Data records
========

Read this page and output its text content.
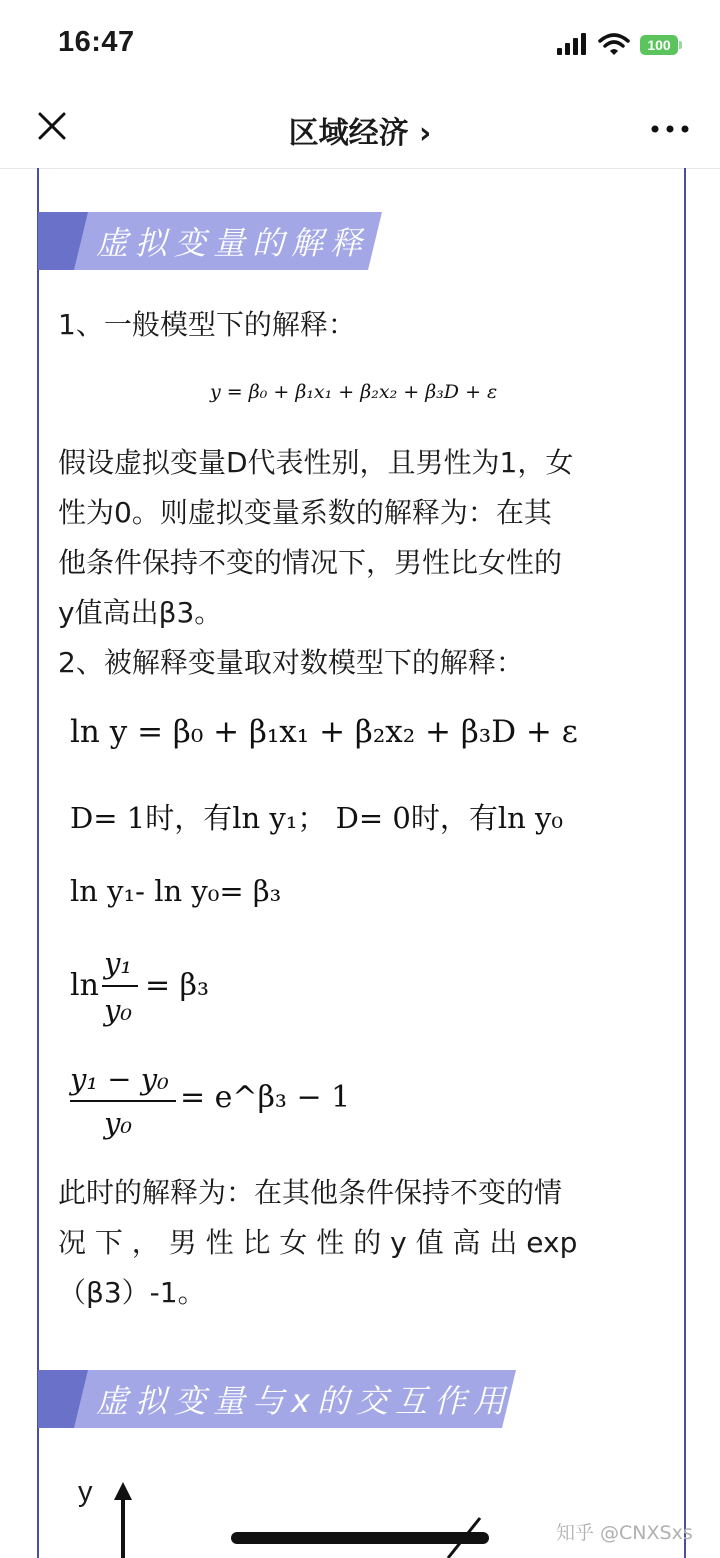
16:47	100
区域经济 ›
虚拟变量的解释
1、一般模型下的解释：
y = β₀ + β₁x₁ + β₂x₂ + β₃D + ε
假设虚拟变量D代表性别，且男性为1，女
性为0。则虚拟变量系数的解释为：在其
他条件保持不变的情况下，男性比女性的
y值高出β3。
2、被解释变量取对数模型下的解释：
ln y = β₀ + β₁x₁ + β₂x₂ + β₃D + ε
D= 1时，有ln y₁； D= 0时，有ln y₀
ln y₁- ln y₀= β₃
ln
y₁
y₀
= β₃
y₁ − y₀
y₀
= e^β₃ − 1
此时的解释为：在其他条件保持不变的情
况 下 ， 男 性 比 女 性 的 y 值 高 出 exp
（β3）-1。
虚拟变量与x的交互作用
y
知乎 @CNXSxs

========

- [Task to complete]
Leave out the pictures and print every line of the data exactly.

- [Answer to this problem]
Read this page and output its text content.
16:47	100
区域经济 ›
虚拟变量的解释
1、一般模型下的解释：
y = β₀ + β₁x₁ + β₂x₂ + β₃D + ε
假设虚拟变量D代表性别，且男性为1，女
性为0。则虚拟变量系数的解释为：在其
他条件保持不变的情况下，男性比女性的
y值高出β3。
2、被解释变量取对数模型下的解释：
ln y = β₀ + β₁x₁ + β₂x₂ + β₃D + ε
D= 1时，有ln y₁； D= 0时，有ln y₀
ln y₁- ln y₀= β₃
ln
y₁
y₀
= β₃
y₁ − y₀
y₀
= e^β₃ − 1
此时的解释为：在其他条件保持不变的情
况 下 ， 男 性 比 女 性 的 y 值 高 出 exp
（β3）-1。
虚拟变量与x的交互作用
y
知乎 @CNXSxs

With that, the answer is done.